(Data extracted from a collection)
⁂

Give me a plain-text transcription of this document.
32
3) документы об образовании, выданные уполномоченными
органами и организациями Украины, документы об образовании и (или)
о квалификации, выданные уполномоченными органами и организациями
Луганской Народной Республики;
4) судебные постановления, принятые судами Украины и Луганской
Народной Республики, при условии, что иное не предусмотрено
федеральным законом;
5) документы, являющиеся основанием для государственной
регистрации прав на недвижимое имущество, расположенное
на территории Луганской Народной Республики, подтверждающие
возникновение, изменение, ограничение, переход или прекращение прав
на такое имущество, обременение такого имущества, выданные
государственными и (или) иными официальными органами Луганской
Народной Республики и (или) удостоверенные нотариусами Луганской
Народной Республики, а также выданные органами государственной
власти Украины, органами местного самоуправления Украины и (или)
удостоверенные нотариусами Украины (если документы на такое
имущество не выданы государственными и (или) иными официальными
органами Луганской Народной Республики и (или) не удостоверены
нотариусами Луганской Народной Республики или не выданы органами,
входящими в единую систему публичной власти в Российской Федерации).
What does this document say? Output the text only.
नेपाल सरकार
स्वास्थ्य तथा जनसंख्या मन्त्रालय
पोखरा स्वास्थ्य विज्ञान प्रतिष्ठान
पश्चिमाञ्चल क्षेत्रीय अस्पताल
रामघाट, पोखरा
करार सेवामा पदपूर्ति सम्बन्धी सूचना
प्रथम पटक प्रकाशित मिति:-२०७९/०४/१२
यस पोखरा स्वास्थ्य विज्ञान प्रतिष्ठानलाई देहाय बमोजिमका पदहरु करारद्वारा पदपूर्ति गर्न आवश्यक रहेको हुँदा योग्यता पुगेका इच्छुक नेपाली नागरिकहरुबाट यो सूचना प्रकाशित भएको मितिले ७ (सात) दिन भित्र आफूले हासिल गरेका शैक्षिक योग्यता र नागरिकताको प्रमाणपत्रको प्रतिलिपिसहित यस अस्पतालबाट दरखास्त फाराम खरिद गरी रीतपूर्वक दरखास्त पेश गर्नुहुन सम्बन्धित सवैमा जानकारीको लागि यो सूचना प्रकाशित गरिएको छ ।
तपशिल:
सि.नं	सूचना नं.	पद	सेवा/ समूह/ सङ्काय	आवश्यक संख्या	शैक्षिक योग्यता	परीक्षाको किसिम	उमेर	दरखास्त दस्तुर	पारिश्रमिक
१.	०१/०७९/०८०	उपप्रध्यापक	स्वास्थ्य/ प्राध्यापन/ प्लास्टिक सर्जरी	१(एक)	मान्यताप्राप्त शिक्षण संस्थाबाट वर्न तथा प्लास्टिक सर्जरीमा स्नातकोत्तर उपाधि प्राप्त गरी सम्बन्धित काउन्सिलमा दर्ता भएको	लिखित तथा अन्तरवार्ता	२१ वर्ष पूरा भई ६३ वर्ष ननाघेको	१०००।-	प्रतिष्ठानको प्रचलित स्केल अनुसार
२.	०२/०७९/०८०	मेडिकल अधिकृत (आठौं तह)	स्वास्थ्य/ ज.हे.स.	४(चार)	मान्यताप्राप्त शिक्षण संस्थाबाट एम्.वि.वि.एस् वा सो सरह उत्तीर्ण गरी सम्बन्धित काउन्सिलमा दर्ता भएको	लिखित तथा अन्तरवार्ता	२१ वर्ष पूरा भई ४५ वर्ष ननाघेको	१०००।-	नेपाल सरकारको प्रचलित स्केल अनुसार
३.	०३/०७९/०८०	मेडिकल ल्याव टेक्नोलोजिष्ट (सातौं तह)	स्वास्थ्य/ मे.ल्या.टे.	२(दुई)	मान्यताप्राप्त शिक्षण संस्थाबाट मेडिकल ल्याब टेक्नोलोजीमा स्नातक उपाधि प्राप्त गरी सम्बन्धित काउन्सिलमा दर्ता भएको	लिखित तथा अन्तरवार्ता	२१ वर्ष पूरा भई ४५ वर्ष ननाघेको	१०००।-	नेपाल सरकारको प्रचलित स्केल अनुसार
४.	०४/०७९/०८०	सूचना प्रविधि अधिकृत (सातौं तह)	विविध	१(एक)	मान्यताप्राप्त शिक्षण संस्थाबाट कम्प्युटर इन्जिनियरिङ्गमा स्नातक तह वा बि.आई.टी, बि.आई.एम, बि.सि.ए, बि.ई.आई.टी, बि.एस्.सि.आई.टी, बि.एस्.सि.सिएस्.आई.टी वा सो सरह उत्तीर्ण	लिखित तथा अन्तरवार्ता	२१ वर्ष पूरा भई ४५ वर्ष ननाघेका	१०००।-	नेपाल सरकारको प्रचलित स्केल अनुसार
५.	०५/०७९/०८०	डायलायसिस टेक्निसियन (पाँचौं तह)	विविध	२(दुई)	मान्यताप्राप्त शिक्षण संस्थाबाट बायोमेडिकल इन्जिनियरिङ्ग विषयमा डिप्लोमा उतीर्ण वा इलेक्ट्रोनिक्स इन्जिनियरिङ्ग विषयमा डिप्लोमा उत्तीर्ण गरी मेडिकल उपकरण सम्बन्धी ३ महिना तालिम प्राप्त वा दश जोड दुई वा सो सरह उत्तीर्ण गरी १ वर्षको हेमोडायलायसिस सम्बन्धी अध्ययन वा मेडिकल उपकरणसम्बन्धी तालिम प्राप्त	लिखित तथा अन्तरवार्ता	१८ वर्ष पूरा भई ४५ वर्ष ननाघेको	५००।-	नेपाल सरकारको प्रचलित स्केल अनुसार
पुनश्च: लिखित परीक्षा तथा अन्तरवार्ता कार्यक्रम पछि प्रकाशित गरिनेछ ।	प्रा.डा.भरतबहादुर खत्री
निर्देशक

⁂

_What needs to be done_.
Please give back all of the records exactly as written.

_Written solution_.
Give me a plain-text transcription of this document.
32
3) документы об образовании, выданные уполномоченными
органами и организациями Украины, документы об образовании и (или)
о квалификации, выданные уполномоченными органами и организациями
Луганской Народной Республики;
4) судебные постановления, принятые судами Украины и Луганской
Народной Республики, при условии, что иное не предусмотрено
федеральным законом;
5) документы, являющиеся основанием для государственной
регистрации прав на недвижимое имущество, расположенное
на территории Луганской Народной Республики, подтверждающие
возникновение, изменение, ограничение, переход или прекращение прав
на такое имущество, обременение такого имущества, выданные
государственными и (или) иными официальными органами Луганской
Народной Республики и (или) удостоверенные нотариусами Луганской
Народной Республики, а также выданные органами государственной
власти Украины, органами местного самоуправления Украины и (или)
удостоверенные нотариусами Украины (если документы на такое
имущество не выданы государственными и (или) иными официальными
органами Луганской Народной Республики и (или) не удостоверены
нотариусами Луганской Народной Республики или не выданы органами,
входящими в единую систему публичной власти в Российской Федерации).
What does this document say? Output the text only.
नेपाल सरकार
स्वास्थ्य तथा जनसंख्या मन्त्रालय
पोखरा स्वास्थ्य विज्ञान प्रतिष्ठान
पश्चिमाञ्चल क्षेत्रीय अस्पताल
रामघाट, पोखरा
करार सेवामा पदपूर्ति सम्बन्धी सूचना
प्रथम पटक प्रकाशित मिति:-२०७९/०४/१२
यस पोखरा स्वास्थ्य विज्ञान प्रतिष्ठानलाई देहाय बमोजिमका पदहरु करारद्वारा पदपूर्ति गर्न आवश्यक रहेको हुँदा योग्यता पुगेका इच्छुक नेपाली नागरिकहरुबाट यो सूचना प्रकाशित भएको मितिले ७ (सात) दिन भित्र आफूले हासिल गरेका शैक्षिक योग्यता र नागरिकताको प्रमाणपत्रको प्रतिलिपिसहित यस अस्पतालबाट दरखास्त फाराम खरिद गरी रीतपूर्वक दरखास्त पेश गर्नुहुन सम्बन्धित सवैमा जानकारीको लागि यो सूचना प्रकाशित गरिएको छ ।
तपशिल:
सि.नं	सूचना नं.	पद	सेवा/ समूह/ सङ्काय	आवश्यक संख्या	शैक्षिक योग्यता	परीक्षाको किसिम	उमेर	दरखास्त दस्तुर	पारिश्रमिक
१.	०१/०७९/०८०	उपप्रध्यापक	स्वास्थ्य/ प्राध्यापन/ प्लास्टिक सर्जरी	१(एक)	मान्यताप्राप्त शिक्षण संस्थाबाट वर्न तथा प्लास्टिक सर्जरीमा स्नातकोत्तर उपाधि प्राप्त गरी सम्बन्धित काउन्सिलमा दर्ता भएको	लिखित तथा अन्तरवार्ता	२१ वर्ष पूरा भई ६३ वर्ष ननाघेको	१०००।-	प्रतिष्ठानको प्रचलित स्केल अनुसार
२.	०२/०७९/०८०	मेडिकल अधिकृत (आठौं तह)	स्वास्थ्य/ ज.हे.स.	४(चार)	मान्यताप्राप्त शिक्षण संस्थाबाट एम्.वि.वि.एस् वा सो सरह उत्तीर्ण गरी सम्बन्धित काउन्सिलमा दर्ता भएको	लिखित तथा अन्तरवार्ता	२१ वर्ष पूरा भई ४५ वर्ष ननाघेको	१०००।-	नेपाल सरकारको प्रचलित स्केल अनुसार
३.	०३/०७९/०८०	मेडिकल ल्याव टेक्नोलोजिष्ट (सातौं तह)	स्वास्थ्य/ मे.ल्या.टे.	२(दुई)	मान्यताप्राप्त शिक्षण संस्थाबाट मेडिकल ल्याब टेक्नोलोजीमा स्नातक उपाधि प्राप्त गरी सम्बन्धित काउन्सिलमा दर्ता भएको	लिखित तथा अन्तरवार्ता	२१ वर्ष पूरा भई ४५ वर्ष ननाघेको	१०००।-	नेपाल सरकारको प्रचलित स्केल अनुसार
४.	०४/०७९/०८०	सूचना प्रविधि अधिकृत (सातौं तह)	विविध	१(एक)	मान्यताप्राप्त शिक्षण संस्थाबाट कम्प्युटर इन्जिनियरिङ्गमा स्नातक तह वा बि.आई.टी, बि.आई.एम, बि.सि.ए, बि.ई.आई.टी, बि.एस्.सि.आई.टी, बि.एस्.सि.सिएस्.आई.टी वा सो सरह उत्तीर्ण	लिखित तथा अन्तरवार्ता	२१ वर्ष पूरा भई ४५ वर्ष ननाघेका	१०००।-	नेपाल सरकारको प्रचलित स्केल अनुसार
५.	०५/०७९/०८०	डायलायसिस टेक्निसियन (पाँचौं तह)	विविध	२(दुई)	मान्यताप्राप्त शिक्षण संस्थाबाट बायोमेडिकल इन्जिनियरिङ्ग विषयमा डिप्लोमा उतीर्ण वा इलेक्ट्रोनिक्स इन्जिनियरिङ्ग विषयमा डिप्लोमा उत्तीर्ण गरी मेडिकल उपकरण सम्बन्धी ३ महिना तालिम प्राप्त वा दश जोड दुई वा सो सरह उत्तीर्ण गरी १ वर्षको हेमोडायलायसिस सम्बन्धी अध्ययन वा मेडिकल उपकरणसम्बन्धी तालिम प्राप्त	लिखित तथा अन्तरवार्ता	१८ वर्ष पूरा भई ४५ वर्ष ननाघेको	५००।-	नेपाल सरकारको प्रचलित स्केल अनुसार
पुनश्च: लिखित परीक्षा तथा अन्तरवार्ता कार्यक्रम पछि प्रकाशित गरिनेछ ।	प्रा.डा.भरतबहादुर खत्री
निर्देशक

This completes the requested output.